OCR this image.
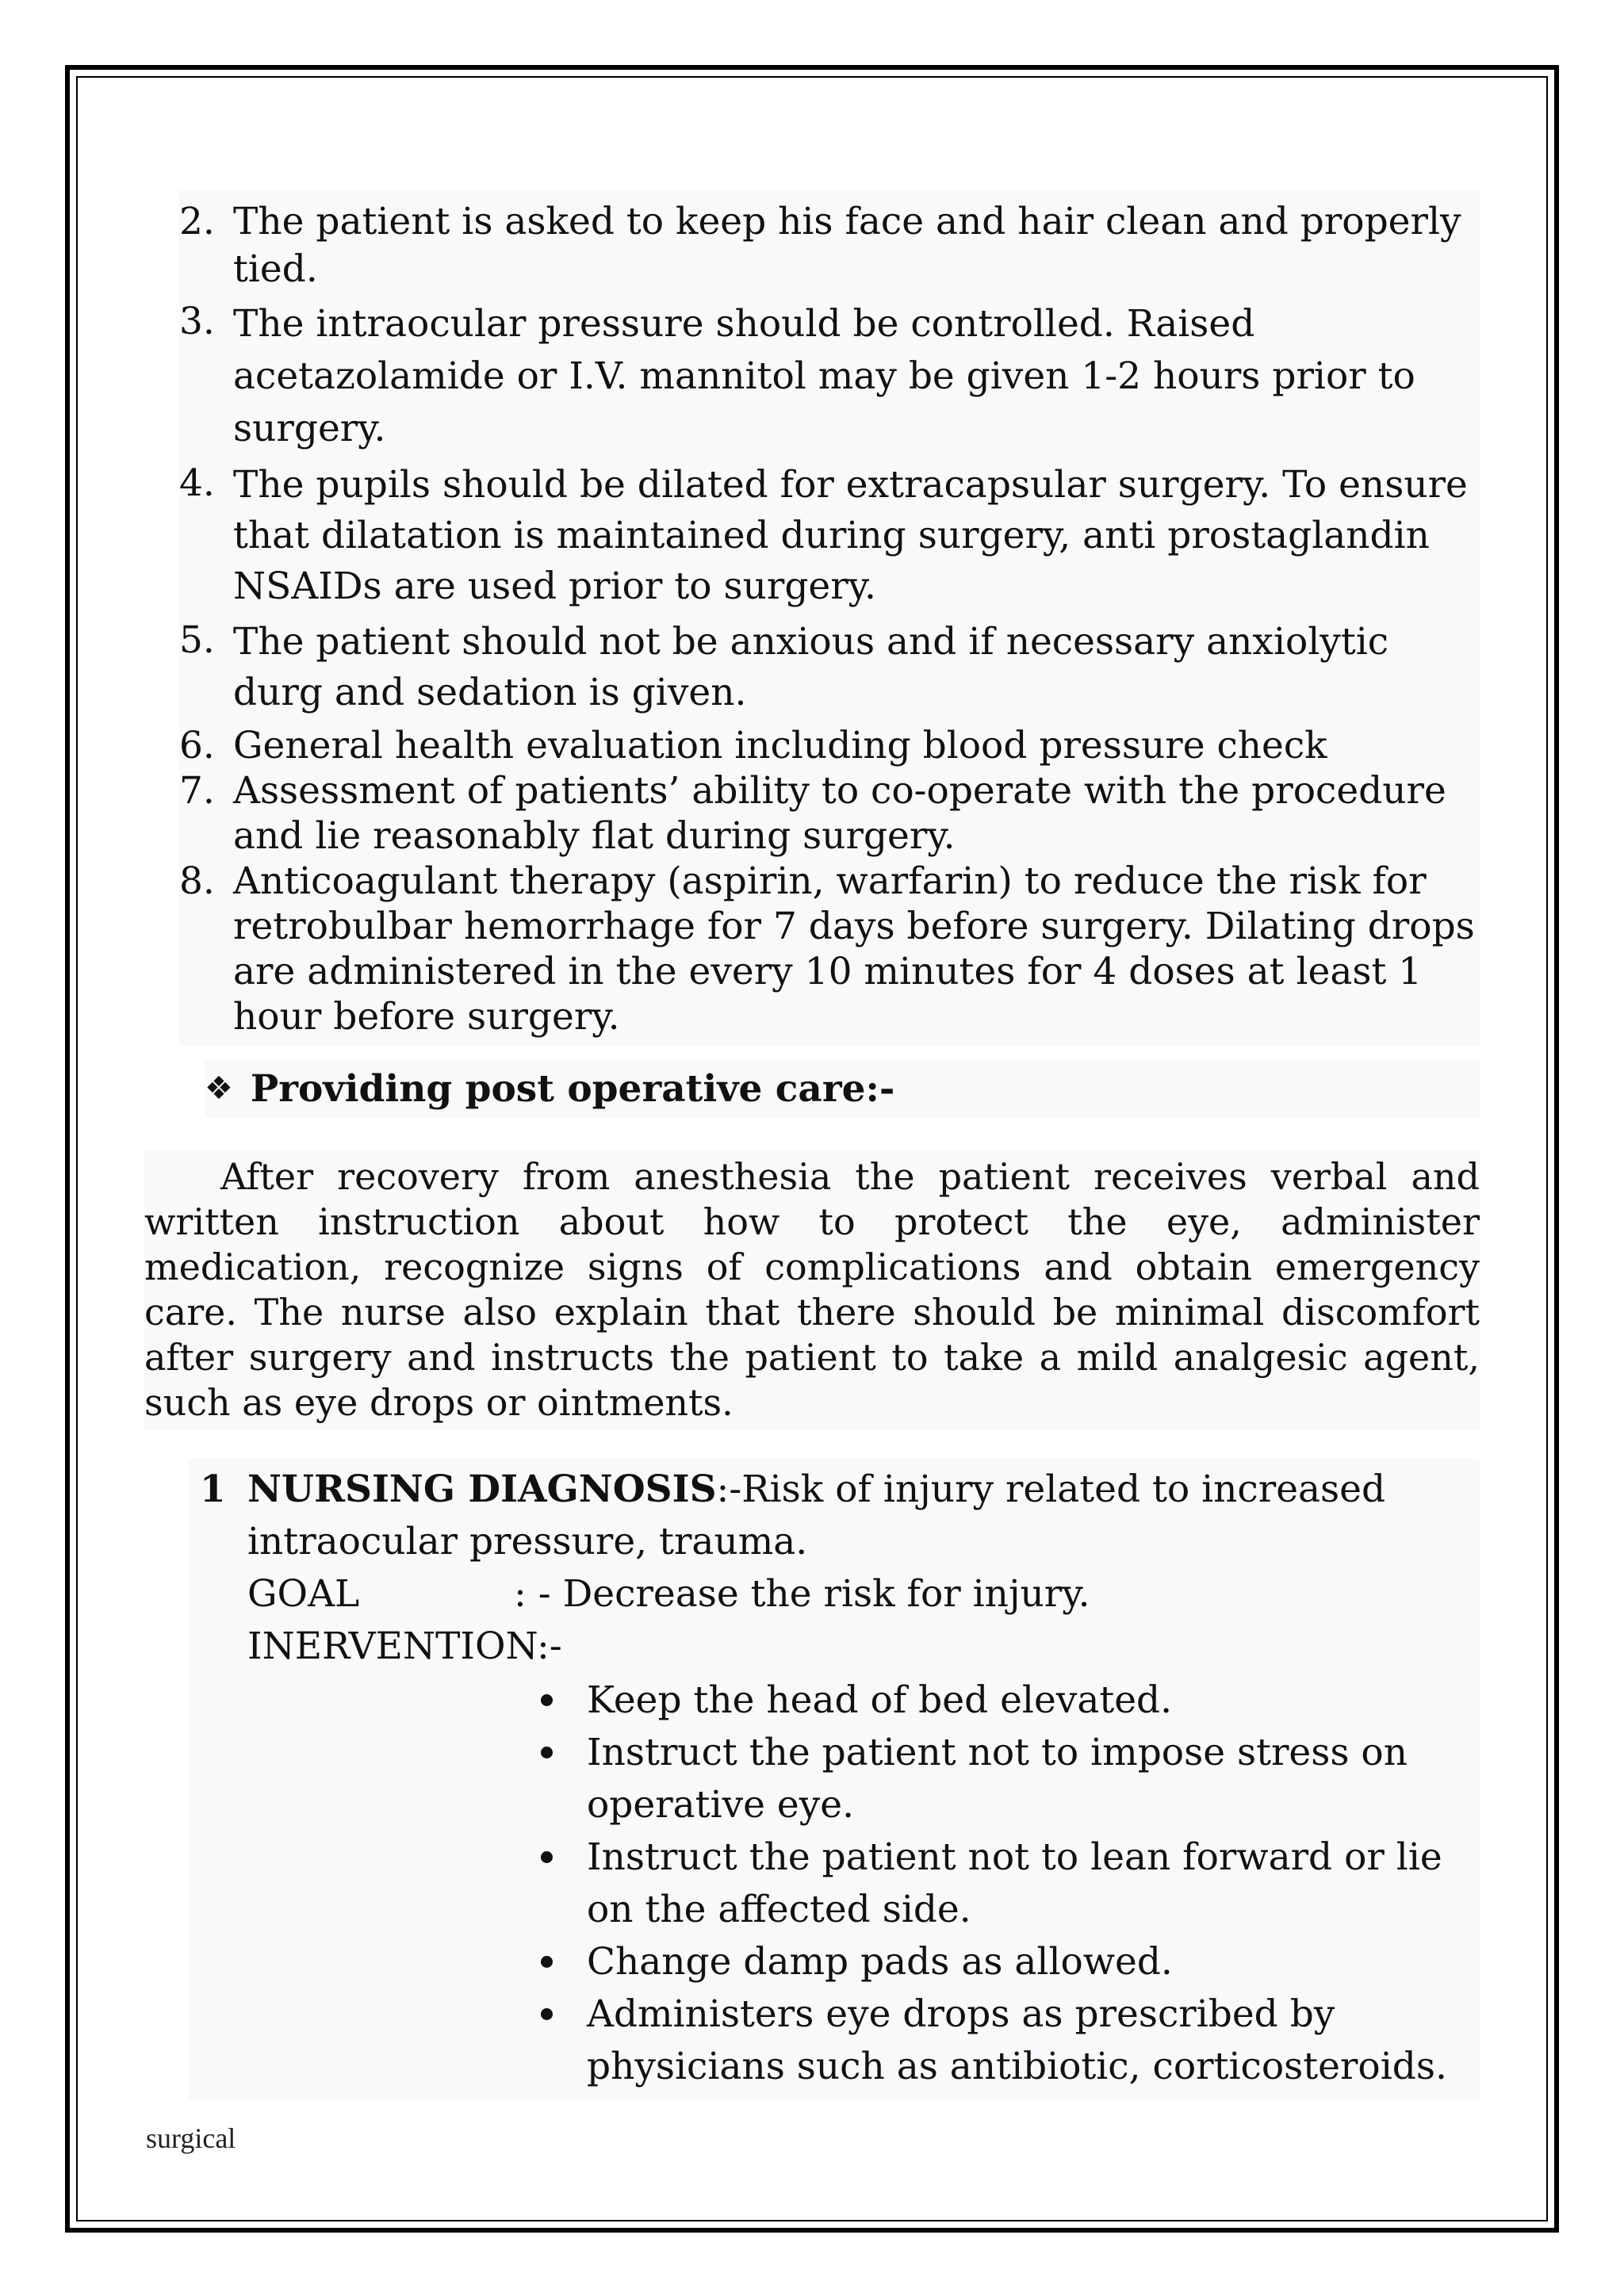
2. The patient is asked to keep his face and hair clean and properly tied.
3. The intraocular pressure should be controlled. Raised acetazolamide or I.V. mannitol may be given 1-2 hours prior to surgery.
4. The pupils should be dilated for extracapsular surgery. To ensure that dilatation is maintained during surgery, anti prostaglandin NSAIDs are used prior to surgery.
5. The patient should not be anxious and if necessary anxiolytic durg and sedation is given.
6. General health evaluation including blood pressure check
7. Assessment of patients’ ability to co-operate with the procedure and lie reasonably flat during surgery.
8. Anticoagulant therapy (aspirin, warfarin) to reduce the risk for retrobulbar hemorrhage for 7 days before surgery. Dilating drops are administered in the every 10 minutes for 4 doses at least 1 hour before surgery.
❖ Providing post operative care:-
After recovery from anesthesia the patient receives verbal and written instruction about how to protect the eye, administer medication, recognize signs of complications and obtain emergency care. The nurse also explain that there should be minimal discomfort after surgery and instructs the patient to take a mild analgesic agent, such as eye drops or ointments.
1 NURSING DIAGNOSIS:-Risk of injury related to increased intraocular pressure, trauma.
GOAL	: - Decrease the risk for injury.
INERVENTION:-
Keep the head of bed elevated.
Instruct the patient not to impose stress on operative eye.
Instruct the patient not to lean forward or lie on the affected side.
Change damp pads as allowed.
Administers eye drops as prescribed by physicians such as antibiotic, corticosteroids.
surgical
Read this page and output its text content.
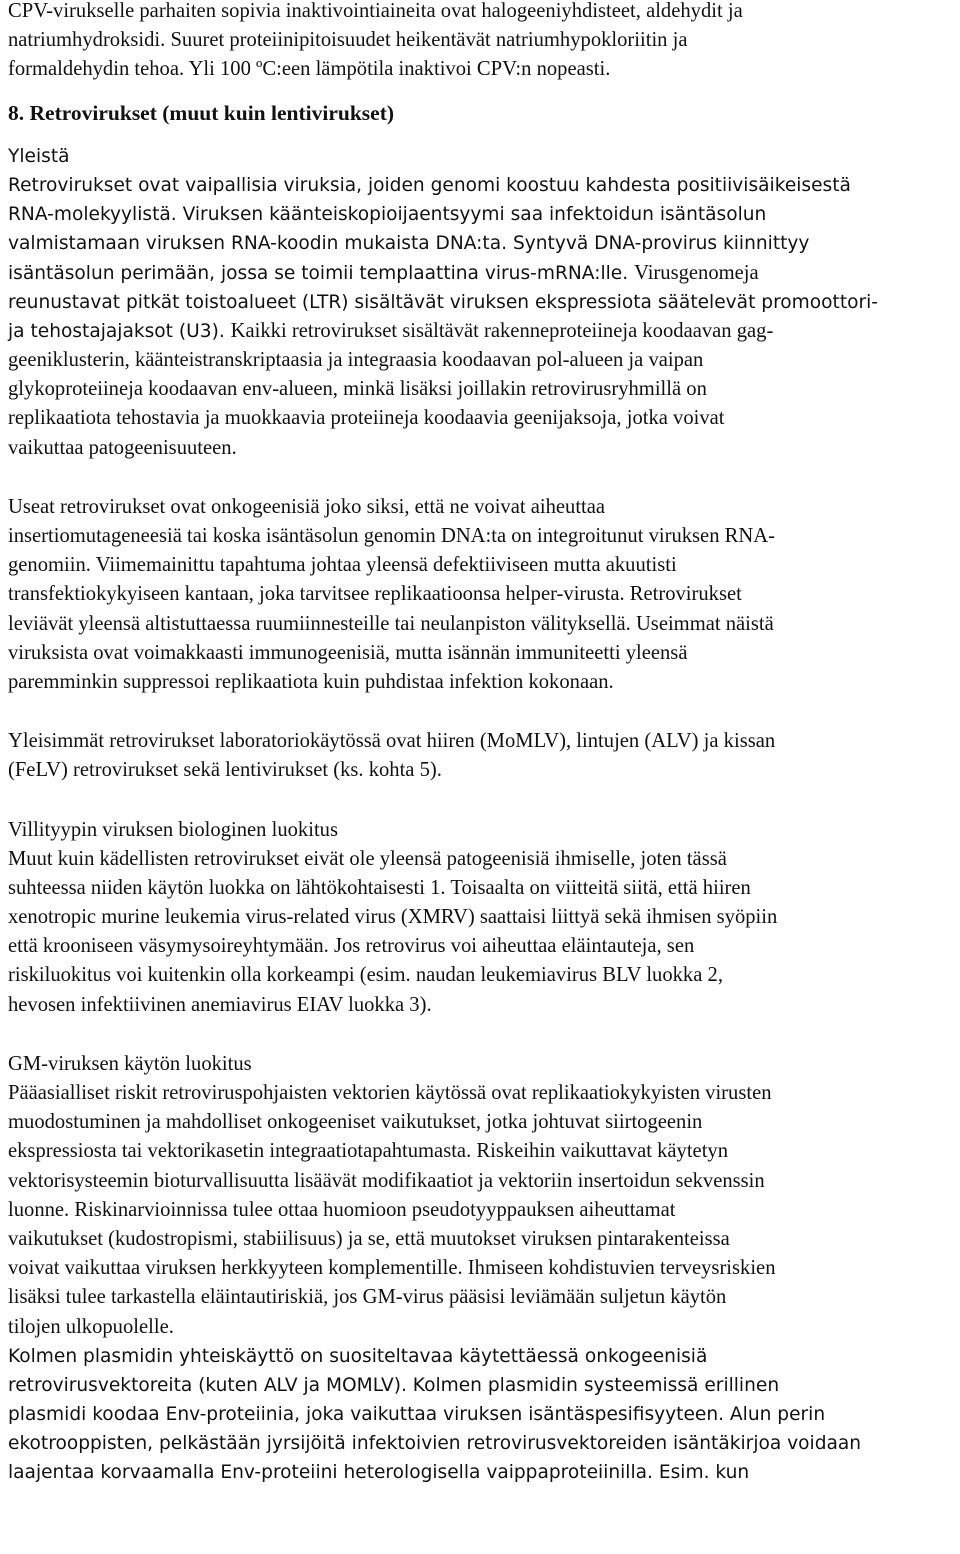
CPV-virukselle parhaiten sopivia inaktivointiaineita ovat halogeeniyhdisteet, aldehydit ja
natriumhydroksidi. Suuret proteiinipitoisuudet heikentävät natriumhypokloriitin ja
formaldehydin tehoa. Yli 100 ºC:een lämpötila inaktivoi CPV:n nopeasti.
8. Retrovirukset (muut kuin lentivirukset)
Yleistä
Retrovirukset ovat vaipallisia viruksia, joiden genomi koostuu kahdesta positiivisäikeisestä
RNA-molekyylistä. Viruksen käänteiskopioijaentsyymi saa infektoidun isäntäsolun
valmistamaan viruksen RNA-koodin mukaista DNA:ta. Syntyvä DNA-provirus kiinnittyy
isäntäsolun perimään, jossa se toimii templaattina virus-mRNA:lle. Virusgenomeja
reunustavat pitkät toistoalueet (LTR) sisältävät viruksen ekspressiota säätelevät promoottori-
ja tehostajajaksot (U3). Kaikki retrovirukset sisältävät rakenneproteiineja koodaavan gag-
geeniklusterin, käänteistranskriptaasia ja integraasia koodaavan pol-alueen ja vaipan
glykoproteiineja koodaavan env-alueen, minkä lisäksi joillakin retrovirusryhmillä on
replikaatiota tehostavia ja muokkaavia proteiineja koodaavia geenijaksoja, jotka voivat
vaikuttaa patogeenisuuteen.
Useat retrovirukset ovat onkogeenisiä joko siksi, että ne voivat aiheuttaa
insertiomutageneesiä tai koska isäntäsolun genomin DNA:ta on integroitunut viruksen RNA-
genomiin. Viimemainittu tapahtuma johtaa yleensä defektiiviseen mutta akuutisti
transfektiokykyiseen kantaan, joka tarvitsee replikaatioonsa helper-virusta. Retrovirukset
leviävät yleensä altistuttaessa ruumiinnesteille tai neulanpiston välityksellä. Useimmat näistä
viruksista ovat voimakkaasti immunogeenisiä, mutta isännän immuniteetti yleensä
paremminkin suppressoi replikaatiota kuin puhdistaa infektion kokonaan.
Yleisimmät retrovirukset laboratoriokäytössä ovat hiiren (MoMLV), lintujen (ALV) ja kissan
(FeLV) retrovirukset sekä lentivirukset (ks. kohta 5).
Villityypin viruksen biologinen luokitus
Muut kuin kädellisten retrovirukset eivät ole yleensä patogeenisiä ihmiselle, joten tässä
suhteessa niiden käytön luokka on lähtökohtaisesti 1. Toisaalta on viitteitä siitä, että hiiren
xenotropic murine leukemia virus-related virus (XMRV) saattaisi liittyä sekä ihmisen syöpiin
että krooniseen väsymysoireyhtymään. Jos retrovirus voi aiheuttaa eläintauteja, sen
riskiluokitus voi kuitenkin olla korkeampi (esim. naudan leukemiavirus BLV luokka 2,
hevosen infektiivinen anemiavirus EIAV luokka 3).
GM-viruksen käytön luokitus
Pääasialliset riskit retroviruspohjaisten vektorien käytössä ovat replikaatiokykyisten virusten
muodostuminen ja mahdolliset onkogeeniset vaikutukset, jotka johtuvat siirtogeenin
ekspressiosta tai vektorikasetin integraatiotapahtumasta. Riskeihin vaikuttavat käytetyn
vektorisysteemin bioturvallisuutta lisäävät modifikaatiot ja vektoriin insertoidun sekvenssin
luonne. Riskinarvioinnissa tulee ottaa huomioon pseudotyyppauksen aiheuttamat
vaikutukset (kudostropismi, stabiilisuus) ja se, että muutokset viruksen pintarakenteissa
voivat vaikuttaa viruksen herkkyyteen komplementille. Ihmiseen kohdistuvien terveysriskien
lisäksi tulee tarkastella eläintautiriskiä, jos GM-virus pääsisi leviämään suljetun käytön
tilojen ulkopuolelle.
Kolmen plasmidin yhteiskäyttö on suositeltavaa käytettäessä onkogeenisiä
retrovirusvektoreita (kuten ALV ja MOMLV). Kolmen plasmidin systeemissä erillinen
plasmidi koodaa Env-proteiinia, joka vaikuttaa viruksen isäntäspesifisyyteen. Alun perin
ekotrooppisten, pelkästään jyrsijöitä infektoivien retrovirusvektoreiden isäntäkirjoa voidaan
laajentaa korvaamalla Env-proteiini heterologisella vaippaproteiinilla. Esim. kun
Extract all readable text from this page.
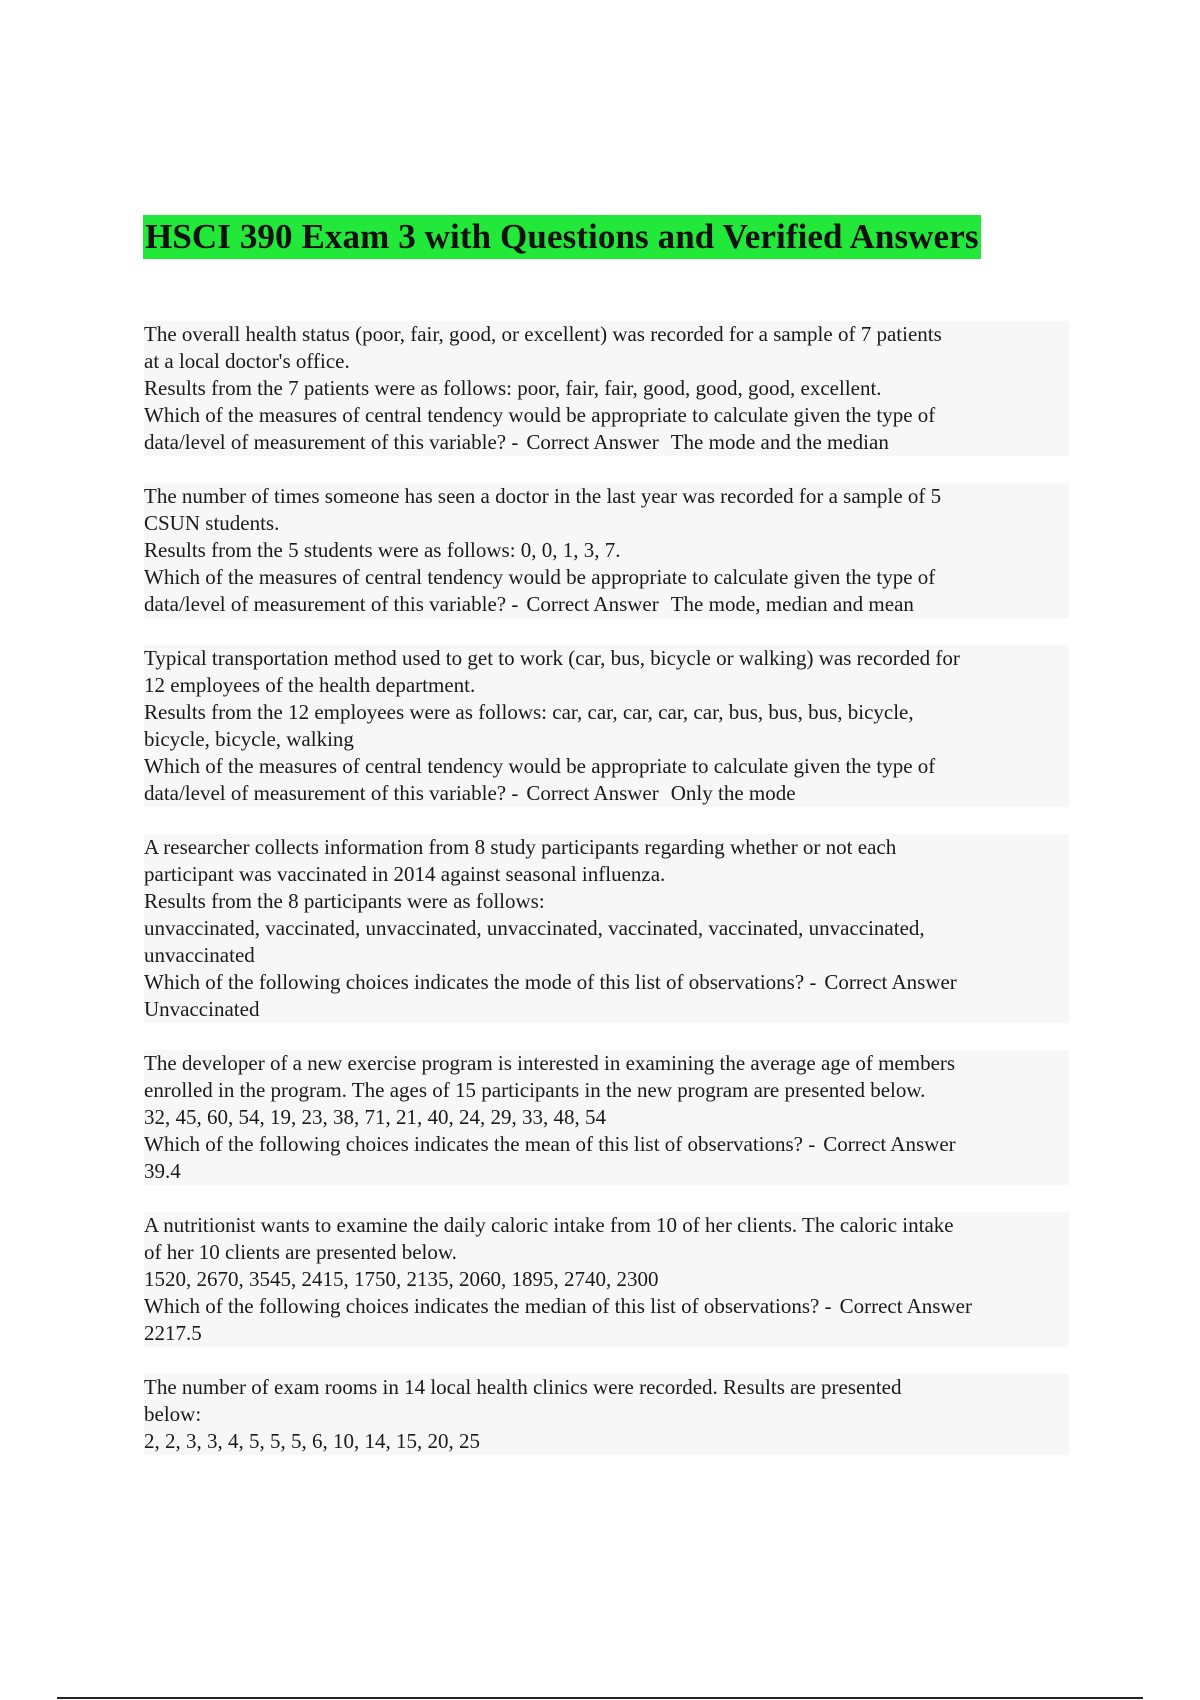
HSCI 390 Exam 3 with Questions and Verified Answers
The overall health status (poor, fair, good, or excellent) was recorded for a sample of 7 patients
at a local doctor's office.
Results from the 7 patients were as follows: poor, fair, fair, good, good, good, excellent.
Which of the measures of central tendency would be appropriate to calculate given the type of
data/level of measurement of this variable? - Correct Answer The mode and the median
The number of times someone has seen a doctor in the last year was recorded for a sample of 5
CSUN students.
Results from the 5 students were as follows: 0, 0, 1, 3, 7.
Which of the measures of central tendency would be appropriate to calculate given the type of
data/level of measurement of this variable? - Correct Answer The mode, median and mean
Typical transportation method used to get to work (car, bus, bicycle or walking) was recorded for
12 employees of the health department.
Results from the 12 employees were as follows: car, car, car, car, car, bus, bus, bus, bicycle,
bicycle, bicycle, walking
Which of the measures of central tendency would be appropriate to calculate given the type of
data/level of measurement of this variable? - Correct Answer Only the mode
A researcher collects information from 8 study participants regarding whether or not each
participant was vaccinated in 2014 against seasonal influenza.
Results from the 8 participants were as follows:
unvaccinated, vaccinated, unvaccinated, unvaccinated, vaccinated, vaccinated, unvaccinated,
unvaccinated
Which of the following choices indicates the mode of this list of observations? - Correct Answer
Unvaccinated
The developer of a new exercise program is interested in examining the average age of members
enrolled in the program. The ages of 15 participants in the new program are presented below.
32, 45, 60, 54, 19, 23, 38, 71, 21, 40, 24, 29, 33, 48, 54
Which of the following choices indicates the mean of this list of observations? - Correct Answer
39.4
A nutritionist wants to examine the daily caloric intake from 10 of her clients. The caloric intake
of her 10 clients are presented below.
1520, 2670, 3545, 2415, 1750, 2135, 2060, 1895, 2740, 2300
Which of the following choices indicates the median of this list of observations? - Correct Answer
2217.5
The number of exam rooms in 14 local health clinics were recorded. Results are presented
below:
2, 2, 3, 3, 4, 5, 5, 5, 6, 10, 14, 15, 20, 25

=====

Every line above in which the word "pressure" occurs needs to be copied.

Task response »
3. The intraocular pressure should be controlled. Raised acetazolamide or I.V. mannitol may be given 1-2 hours prior to surgery.
6. General health evaluation including blood pressure check
1 NURSING DIAGNOSIS:-Risk of injury related to increased intraocular pressure, trauma.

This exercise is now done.